*Figure record extracts*:
--------------------------------------------------
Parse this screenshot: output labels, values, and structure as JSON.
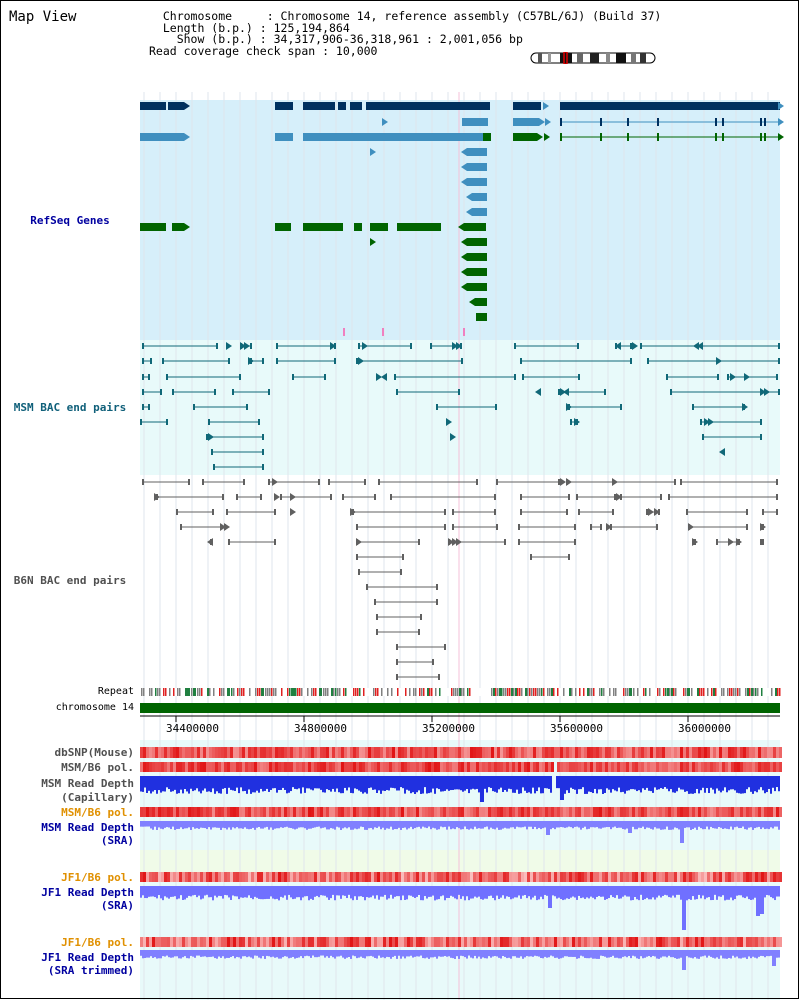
{
  "header": {
    "title": "Map View",
    "info_lines": [
      "  Chromosome     : Chromosome 14, reference assembly (C57BL/6J) (Build 37)",
      "  Length (b.p.) : 125,194,864",
      "    Show (b.p.) : 34,317,906-36,318,961 : 2,001,056 bp",
      "Read coverage check span : 10,000"
    ]
  },
  "tracks": {
    "refseq": "RefSeq Genes",
    "msm_bac": "MSM BAC end pairs",
    "b6n_bac": "B6N BAC end pairs",
    "repeat": "Repeat",
    "chromosome": "chromosome 14",
    "dbsnp": "dbSNP(Mouse)",
    "msm_b6_pol": "MSM/B6 pol.",
    "msm_depth_cap_1": "MSM Read Depth",
    "msm_depth_cap_2": "(Capillary)",
    "msm_b6_pol_2": "MSM/B6 pol.",
    "msm_depth_sra_1": "MSM Read Depth",
    "msm_depth_sra_2": "(SRA)",
    "jf1_b6_pol": "JF1/B6 pol.",
    "jf1_depth_sra_1": "JF1 Read Depth",
    "jf1_depth_sra_2": "(SRA)",
    "jf1_b6_pol_2": "JF1/B6 pol.",
    "jf1_depth_trim_1": "JF1 Read Depth",
    "jf1_depth_trim_2": "(SRA trimmed)"
  },
  "axis": {
    "ticks": [
      "34400000",
      "34800000",
      "35200000",
      "35600000",
      "36000000"
    ]
  },
  "colors": {
    "navy": "#00305f",
    "steel": "#3f8fbf",
    "green": "#006400",
    "teal": "#106878",
    "gray": "#606060",
    "label_blue": "#0000a0",
    "label_teal": "#10607a",
    "label_gray": "#505050",
    "label_orange": "#e09000",
    "panel_blue": "#d6effa",
    "panel_cyan": "#e8fafa"
  }
}
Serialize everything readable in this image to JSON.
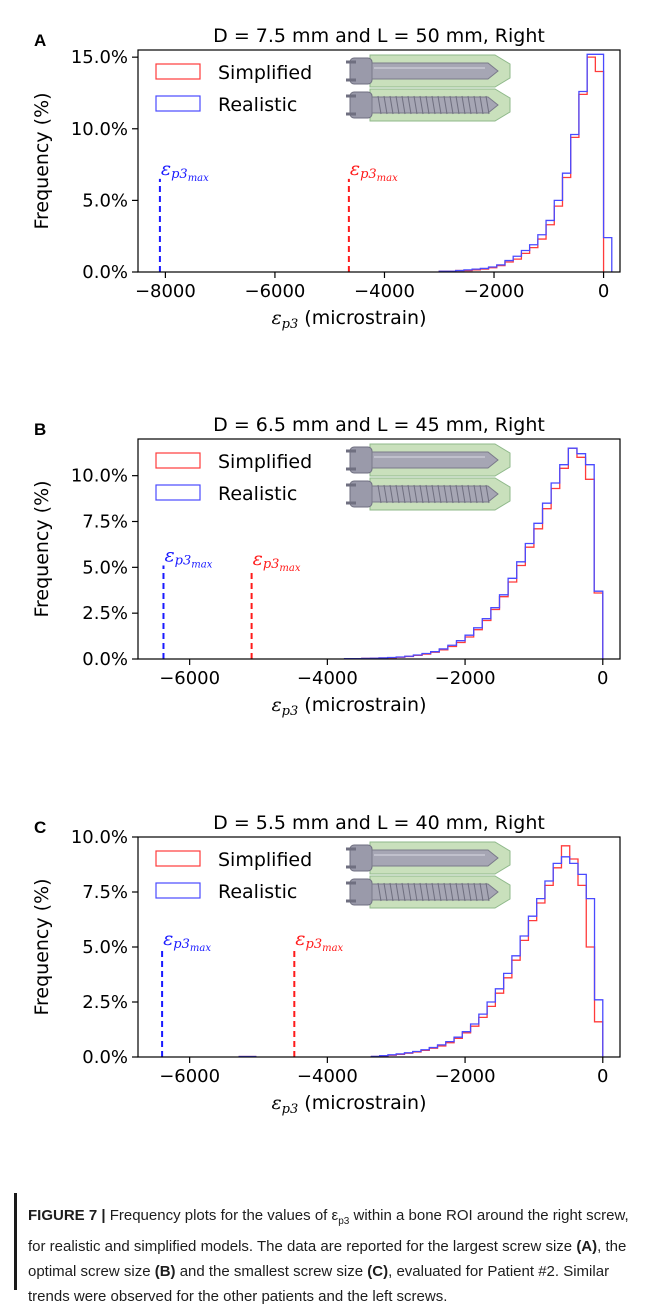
{
  "colors": {
    "simplified": "#ff3b3b",
    "realistic": "#4a4aff",
    "blue_marker": "#1a1aff",
    "red_marker": "#ff1a1a"
  },
  "chart_data": [
    {
      "type": "histogram",
      "panel": "A",
      "title": "D = 7.5 mm and L = 50 mm, Right",
      "xlabel_var": "ε",
      "xlabel_sub": "p3",
      "xlabel_unit": "(microstrain)",
      "ylabel": "Frequency (%)",
      "xlim": [
        -8500,
        300
      ],
      "ylim": [
        0,
        15.5
      ],
      "xticks": [
        -8000,
        -6000,
        -4000,
        -2000,
        0
      ],
      "xtick_labels": [
        "−8000",
        "−6000",
        "−4000",
        "−2000",
        "0"
      ],
      "yticks": [
        0,
        5,
        10,
        15
      ],
      "ytick_labels": [
        "0.0%",
        "5.0%",
        "10.0%",
        "15.0%"
      ],
      "legend": [
        "Simplified",
        "Realistic"
      ],
      "bin_width": 150,
      "series": [
        {
          "name": "Simplified",
          "color_key": "simplified",
          "bins": [
            [
              -3000,
              0.05
            ],
            [
              -2850,
              0.05
            ],
            [
              -2700,
              0.1
            ],
            [
              -2550,
              0.1
            ],
            [
              -2400,
              0.15
            ],
            [
              -2250,
              0.2
            ],
            [
              -2100,
              0.3
            ],
            [
              -1950,
              0.45
            ],
            [
              -1800,
              0.7
            ],
            [
              -1650,
              0.9
            ],
            [
              -1500,
              1.3
            ],
            [
              -1350,
              1.7
            ],
            [
              -1200,
              2.3
            ],
            [
              -1050,
              3.3
            ],
            [
              -900,
              4.6
            ],
            [
              -750,
              6.6
            ],
            [
              -600,
              9.4
            ],
            [
              -450,
              12.4
            ],
            [
              -300,
              15.0
            ],
            [
              -150,
              14.0
            ]
          ]
        },
        {
          "name": "Realistic",
          "color_key": "realistic",
          "bins": [
            [
              -3000,
              0.05
            ],
            [
              -2850,
              0.05
            ],
            [
              -2700,
              0.1
            ],
            [
              -2550,
              0.15
            ],
            [
              -2400,
              0.2
            ],
            [
              -2250,
              0.25
            ],
            [
              -2100,
              0.35
            ],
            [
              -1950,
              0.5
            ],
            [
              -1800,
              0.8
            ],
            [
              -1650,
              1.1
            ],
            [
              -1500,
              1.5
            ],
            [
              -1350,
              1.9
            ],
            [
              -1200,
              2.6
            ],
            [
              -1050,
              3.6
            ],
            [
              -900,
              5.0
            ],
            [
              -750,
              6.9
            ],
            [
              -600,
              9.6
            ],
            [
              -450,
              12.6
            ],
            [
              -300,
              15.2
            ],
            [
              -150,
              15.2
            ],
            [
              0,
              2.4
            ]
          ]
        }
      ],
      "markers": [
        {
          "x": -8100,
          "height": 6.5,
          "color_key": "blue_marker",
          "label_var": "ε",
          "label_sub": "p3",
          "label_subsub": "max"
        },
        {
          "x": -4650,
          "height": 6.5,
          "color_key": "red_marker",
          "label_var": "ε",
          "label_sub": "p3",
          "label_subsub": "max"
        }
      ]
    },
    {
      "type": "histogram",
      "panel": "B",
      "title": "D = 6.5 mm and L = 45 mm, Right",
      "xlabel_var": "ε",
      "xlabel_sub": "p3",
      "xlabel_unit": "(microstrain)",
      "ylabel": "Frequency (%)",
      "xlim": [
        -6750,
        250
      ],
      "ylim": [
        0,
        12.0
      ],
      "xticks": [
        -6000,
        -4000,
        -2000,
        0
      ],
      "xtick_labels": [
        "−6000",
        "−4000",
        "−2000",
        "0"
      ],
      "yticks": [
        0,
        2.5,
        5,
        7.5,
        10
      ],
      "ytick_labels": [
        "0.0%",
        "2.5%",
        "5.0%",
        "7.5%",
        "10.0%"
      ],
      "legend": [
        "Simplified",
        "Realistic"
      ],
      "bin_width": 125,
      "series": [
        {
          "name": "Simplified",
          "color_key": "simplified",
          "bins": [
            [
              -3750,
              0.02
            ],
            [
              -3625,
              0.02
            ],
            [
              -3500,
              0.03
            ],
            [
              -3375,
              0.04
            ],
            [
              -3250,
              0.05
            ],
            [
              -3125,
              0.07
            ],
            [
              -3000,
              0.1
            ],
            [
              -2875,
              0.14
            ],
            [
              -2750,
              0.2
            ],
            [
              -2625,
              0.27
            ],
            [
              -2500,
              0.37
            ],
            [
              -2375,
              0.5
            ],
            [
              -2250,
              0.68
            ],
            [
              -2125,
              0.9
            ],
            [
              -2000,
              1.2
            ],
            [
              -1875,
              1.6
            ],
            [
              -1750,
              2.1
            ],
            [
              -1625,
              2.7
            ],
            [
              -1500,
              3.4
            ],
            [
              -1375,
              4.2
            ],
            [
              -1250,
              5.1
            ],
            [
              -1125,
              6.1
            ],
            [
              -1000,
              7.1
            ],
            [
              -875,
              8.2
            ],
            [
              -750,
              9.3
            ],
            [
              -625,
              10.4
            ],
            [
              -500,
              11.5
            ],
            [
              -375,
              11.0
            ],
            [
              -250,
              9.8
            ],
            [
              -125,
              3.6
            ]
          ]
        },
        {
          "name": "Realistic",
          "color_key": "realistic",
          "bins": [
            [
              -3750,
              0.02
            ],
            [
              -3625,
              0.02
            ],
            [
              -3500,
              0.03
            ],
            [
              -3375,
              0.04
            ],
            [
              -3250,
              0.06
            ],
            [
              -3125,
              0.08
            ],
            [
              -3000,
              0.11
            ],
            [
              -2875,
              0.15
            ],
            [
              -2750,
              0.22
            ],
            [
              -2625,
              0.3
            ],
            [
              -2500,
              0.4
            ],
            [
              -2375,
              0.55
            ],
            [
              -2250,
              0.75
            ],
            [
              -2125,
              1.0
            ],
            [
              -2000,
              1.3
            ],
            [
              -1875,
              1.7
            ],
            [
              -1750,
              2.2
            ],
            [
              -1625,
              2.8
            ],
            [
              -1500,
              3.5
            ],
            [
              -1375,
              4.4
            ],
            [
              -1250,
              5.3
            ],
            [
              -1125,
              6.3
            ],
            [
              -1000,
              7.4
            ],
            [
              -875,
              8.5
            ],
            [
              -750,
              9.6
            ],
            [
              -625,
              10.6
            ],
            [
              -500,
              11.5
            ],
            [
              -375,
              11.2
            ],
            [
              -250,
              10.6
            ],
            [
              -125,
              3.7
            ]
          ]
        }
      ],
      "markers": [
        {
          "x": -6380,
          "height": 5.1,
          "color_key": "blue_marker",
          "label_var": "ε",
          "label_sub": "p3",
          "label_subsub": "max"
        },
        {
          "x": -5100,
          "height": 4.9,
          "color_key": "red_marker",
          "label_var": "ε",
          "label_sub": "p3",
          "label_subsub": "max"
        }
      ]
    },
    {
      "type": "histogram",
      "panel": "C",
      "title": "D = 5.5 mm and L = 40 mm, Right",
      "xlabel_var": "ε",
      "xlabel_sub": "p3",
      "xlabel_unit": "(microstrain)",
      "ylabel": "Frequency (%)",
      "xlim": [
        -6750,
        250
      ],
      "ylim": [
        0,
        10.0
      ],
      "xticks": [
        -6000,
        -4000,
        -2000,
        0
      ],
      "xtick_labels": [
        "−6000",
        "−4000",
        "−2000",
        "0"
      ],
      "yticks": [
        0,
        2.5,
        5,
        7.5,
        10
      ],
      "ytick_labels": [
        "0.0%",
        "2.5%",
        "5.0%",
        "7.5%",
        "10.0%"
      ],
      "legend": [
        "Simplified",
        "Realistic"
      ],
      "bin_width": 120,
      "series": [
        {
          "name": "Simplified",
          "color_key": "simplified",
          "bins": [
            [
              -5280,
              0.02
            ],
            [
              -5160,
              0.02
            ],
            [
              -3360,
              0.02
            ],
            [
              -3240,
              0.05
            ],
            [
              -3120,
              0.08
            ],
            [
              -3000,
              0.12
            ],
            [
              -2880,
              0.17
            ],
            [
              -2760,
              0.23
            ],
            [
              -2640,
              0.3
            ],
            [
              -2520,
              0.4
            ],
            [
              -2400,
              0.5
            ],
            [
              -2280,
              0.65
            ],
            [
              -2160,
              0.85
            ],
            [
              -2040,
              1.1
            ],
            [
              -1920,
              1.4
            ],
            [
              -1800,
              1.8
            ],
            [
              -1680,
              2.3
            ],
            [
              -1560,
              2.9
            ],
            [
              -1440,
              3.6
            ],
            [
              -1320,
              4.4
            ],
            [
              -1200,
              5.3
            ],
            [
              -1080,
              6.2
            ],
            [
              -960,
              7.0
            ],
            [
              -840,
              7.8
            ],
            [
              -720,
              8.6
            ],
            [
              -600,
              9.6
            ],
            [
              -480,
              9.0
            ],
            [
              -360,
              7.8
            ],
            [
              -240,
              5.0
            ],
            [
              -120,
              1.6
            ]
          ]
        },
        {
          "name": "Realistic",
          "color_key": "realistic",
          "bins": [
            [
              -5280,
              0.02
            ],
            [
              -5160,
              0.02
            ],
            [
              -3360,
              0.03
            ],
            [
              -3240,
              0.06
            ],
            [
              -3120,
              0.1
            ],
            [
              -3000,
              0.14
            ],
            [
              -2880,
              0.19
            ],
            [
              -2760,
              0.25
            ],
            [
              -2640,
              0.33
            ],
            [
              -2520,
              0.43
            ],
            [
              -2400,
              0.55
            ],
            [
              -2280,
              0.7
            ],
            [
              -2160,
              0.9
            ],
            [
              -2040,
              1.15
            ],
            [
              -1920,
              1.5
            ],
            [
              -1800,
              1.95
            ],
            [
              -1680,
              2.5
            ],
            [
              -1560,
              3.1
            ],
            [
              -1440,
              3.8
            ],
            [
              -1320,
              4.6
            ],
            [
              -1200,
              5.5
            ],
            [
              -1080,
              6.4
            ],
            [
              -960,
              7.2
            ],
            [
              -840,
              8.0
            ],
            [
              -720,
              8.8
            ],
            [
              -600,
              9.1
            ],
            [
              -480,
              8.8
            ],
            [
              -360,
              8.3
            ],
            [
              -240,
              7.2
            ],
            [
              -120,
              2.6
            ]
          ]
        }
      ],
      "markers": [
        {
          "x": -6400,
          "height": 4.9,
          "color_key": "blue_marker",
          "label_var": "ε",
          "label_sub": "p3",
          "label_subsub": "max"
        },
        {
          "x": -4480,
          "height": 4.9,
          "color_key": "red_marker",
          "label_var": "ε",
          "label_sub": "p3",
          "label_subsub": "max"
        }
      ]
    }
  ],
  "caption": {
    "figure_label": "FIGURE 7 |",
    "text1": " Frequency plots for the values of ε",
    "text1_sub": "p3",
    "text2": " within a bone ROI around the right screw, for realistic and simplified models. The data are reported for the largest screw size ",
    "ref_a": "(A)",
    "text3": ", the optimal screw size ",
    "ref_b": "(B)",
    "text4": " and the smallest screw size ",
    "ref_c": "(C)",
    "text5": ", evaluated for Patient #2. Similar trends were observed for the other patients and the left screws."
  }
}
--------------------------------------------------
*Exercise requirements*: Find all lines in the records that hold the word "JSON". Copy them.

*Your response*:
Parse this screenshot: output labels, values, and structure as JSON.
Serialize everything readable in this image to JSON.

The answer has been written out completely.